── SECCIÓN DEL DOCUMENTO

Como se ha repetido bastante en estos días a raíz del regreso de “La Gioconda” inaugurando la temporada lírica del Teatro Municipal de Santiago luego de 36 años de ausencia en escenarios chilenos, es una lástima que esta ópera de Amilcare Ponchielli se represente menos a menudo que otros títulos del repertorio italiano. Desde su estreno mundial en 1876 gozó de enorme popularidad en todo el mundo, e incluso en el Municipal, donde debutó en 1882, era programada habitualmente a fines del siglo XIX y las primeras décadas del XX, a menudo en años consecutivos, pero eso cambió paulatinamente hasta el punto de que las funciones que en estos días está presentando el teatro santiaguino son apenas la tercera temporada en que se ofrece en las últimas siete décadas.

Los motivos para tan prolongada ausencia y para que no regrese tan a menudo en los grandes teatros -por ejemplo, en el prestigioso MET de Nueva York en las últimas tres décadas sólo se dio en 1990, 2006 y 2008- sin duda obedecen por un lado a su argumento, con un libreto del en ocasiones genial Arrigo Boito -libretista de Verdi en las magistrales “Otello” y “Falstaff”, y a su vez compositor él mismo-, basado en un drama de Victor Hugo y lleno de convenciones argumentales habituales en la época pero que hoy muchos sienten un poco añejas y telenovelescas, como las rivalidades amorosas y celos más extremos, los filtros secretos y perdones de última hora, una mujer ciega maltratada y un villano dispuesto a todo. Y por otra parte, las exigencias musicales y escénicas de la obra no son menores: seis solistas vocales de primer nivel, grandes despliegues corales, ambientación en la Venecia del siglo XVII e incluso un número de baile que no pasa desapercibido, la “Danza de las horas” que terminó por popularizarse masivamente en 1940 gracias a la legendaria película “Fantasía”, de Disney, donde la bailaban avestruces, elefantes, hipopótamos y cocodrilos.

Pero por encima de todo, el motivo por el cual a pesar de cualquier reparo muchos operáticos le tenemos cariño a esta obra es su bella y cautivadora partitura, que Ponchielli llenó de hermosas melodías y generosas cuotas de pasión, lirismo y efectivo dramatismo, incluyendo lucidos momentos solistas para cada uno de los seis personajes principales. Ya nos habíamos entusiasmado cuando se anunció para la temporada 2006, pero como en esa oportunidad debió ser cancelada a raíz de la crisis interna que el Municipal enfrentó ese año, hubo que seguir esperando hasta ahora, que desde el miércoles 11 está al fin de vuelta entre nosotros.

────
── MATERIAL DE CONSULTA

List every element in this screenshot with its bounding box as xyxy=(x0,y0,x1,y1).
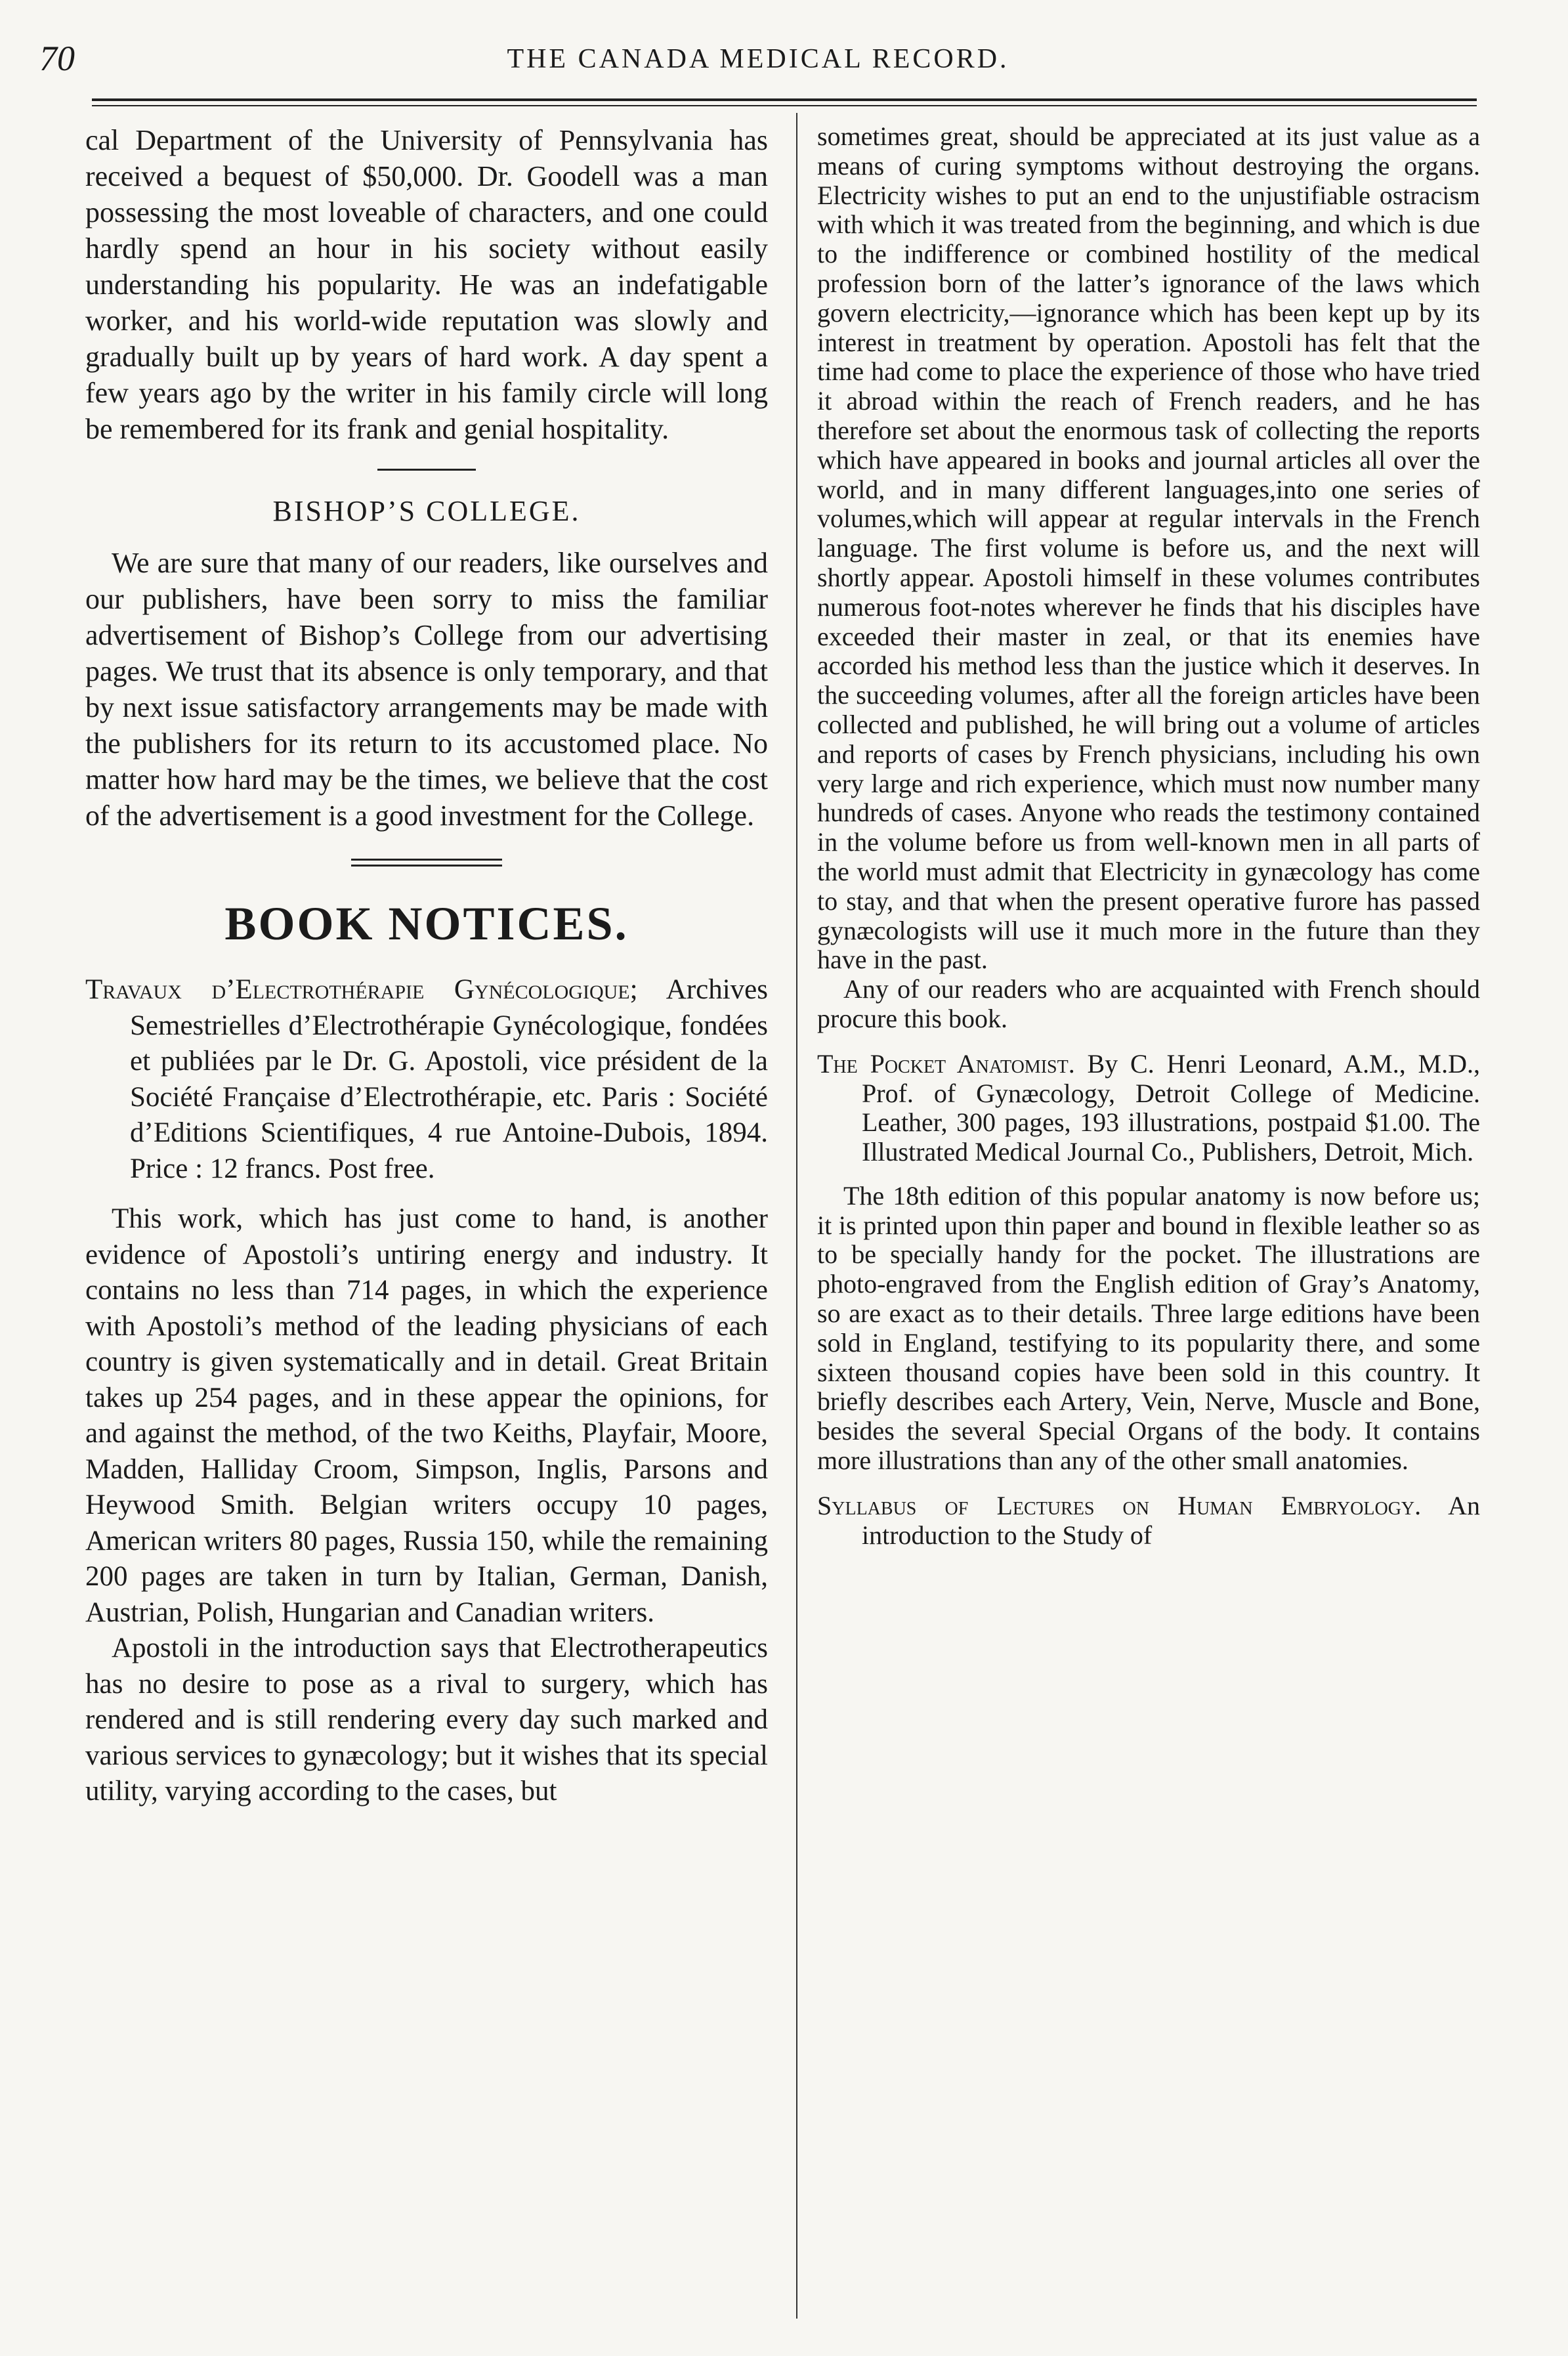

────

[LO QUE SE PIDE]:
A – Explica, en una a tres oraciones, qué dos motivos señala el texto sobre «La Gioconda» para que la ópera se represente tan poco en los grandes teatros.
B – Según el texto sobre «La Gioconda», ¿en qué año debutó esta ópera en el Teatro Municipal de Santiago?
C – Prosigue el texto sobre «La Gioconda» a partir de su última oración.
El material no guarda ninguna relación con el texto sobre «La Gioconda».

[RESPUESTAS]:
A – Por un lado, su argumento está lleno de convenciones de la época que hoy a muchos les parecen añejas y telenovelescas. Por otro, la obra tiene grandes exigencias musicales y escénicas: seis solistas vocales de primer nivel, grandes despliegues corales, ambientación en la Venecia del siglo XVII y un número de baile.

B – En 1882.

C –
¿Y los resultados del estreno? Considerando las ya mencionadas exigencias que implica esta ópera, el desempeño general merece ser aprobado e incluso recomendado. Claro, convengamos en que si se analiza con frío ojo crítico, hay unos cuantos aspectos que no convencen por completo, partiendo por el escaso vuelo de la puesta en escena de Jean-Louis Grinda -el mismo régisseur que tan excesiva polémica levantara en este mismo teatro al inaugurar la temporada 2009 con “La traviata” y algunos detalles “provocadores” de su propuesta-, que pudo haber aprovechado mejor el espacio y hacer más fluidos y menos esquemáticos los movimientos de solistas y coro. Aunque fue funcional, tampoco contribuyó mucho la discreta, demasiado austera y poco atractiva escenografía de Eric Chevalier (el esplendor veneciano apenas se intuyó en los actos primero y tercero), mientras sí destacaron y ayudaron a generar una buena impresión visual el espléndido vestuario de Jean-Pierre Capeyron y la atmosférica iluminación del chileno Ramón López. ¿Y la coreografía de la francesa Eugénie Andrin, quien también participó en esa comentada “Traviata” de 2009? En el primer acto no tuvo demasiadas oportunidades de resaltar, pero en el tercero y la esperada “Danza de las horas”, aunque el estilo de la coreografía con ecos helénicos fue a ratos algo desconcertante, funcionó bien, en especial gracias a los aplicados integrantes del cuerpo de baile, de quienes sería bueno se señalaran los nombres.

Lo positivo es que los desempeños musicales, incluso pese a notorios detalles, sí fueron más acertados. En su tercera actuación en el Municipal tras encarnar a “Tosca” en 2011 y “Turandot” en 2014, la soprano portuguesa Elisabete Matos volvió a impactar al público con su volumen sonoro y la potencia con que proyecta sus agudos, pero también llama la atención nuevamente que no pueda manejar las sutilezas, así como la manera a menudo brusca y hasta descontrolada en que aborda o sostiene algunas notas en distintos momentos. Eso sí, fue impetuosa e intensa como lo exige el dramático personaje, y considerando las enormes demandas vocales de éste, es entendible que de todos modos la audiencia aplaudiera notoriamente su desempeño en la noche del estreno.

Su amado Enzo Grimaldo estuvo a cargo del tenor italiano Walter Fraccaro, también en su tercera visita al país, luego de “Un baile de máscaras” en 1996 y “Attila” en 2012; curiosamente, las tres veces le ha tocado venir como reemplazo del tenor originalmente anunciado, demostrando siempre gran profesionalismo y compromiso y una voz de generosos recursos, que sin ser deslumbrante hace aceptable justicia a la tradición tenoril de su país de origen. Enzo es uno de los roles para esta cuerda más exigentes del repertorio italiano del siglo XIX, y Fraccaro supo administrar muy bien su material y entrega vocal, quizás en ocasiones con cautela -como en su célebre y bella romanza “Cielo e mar”-, pero no deslució incluso en los pasajes más arduos y expuestos.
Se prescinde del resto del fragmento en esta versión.